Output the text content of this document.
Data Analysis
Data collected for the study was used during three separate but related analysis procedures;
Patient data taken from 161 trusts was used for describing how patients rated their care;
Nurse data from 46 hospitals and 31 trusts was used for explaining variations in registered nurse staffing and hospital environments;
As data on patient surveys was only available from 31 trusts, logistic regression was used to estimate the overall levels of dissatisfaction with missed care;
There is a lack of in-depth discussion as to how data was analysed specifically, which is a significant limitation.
○ ○ ○ ○
WHAT THE EXERCISE ASKS: Look through the entries above and report each line where the string "care" occurs.

PROBLEM SOLUTION:
Patient data taken from 161 trusts was used for describing how patients rated their care;
As data on patient surveys was only available from 31 trusts, logistic regression was used to estimate the overall levels of dissatisfaction with missed care;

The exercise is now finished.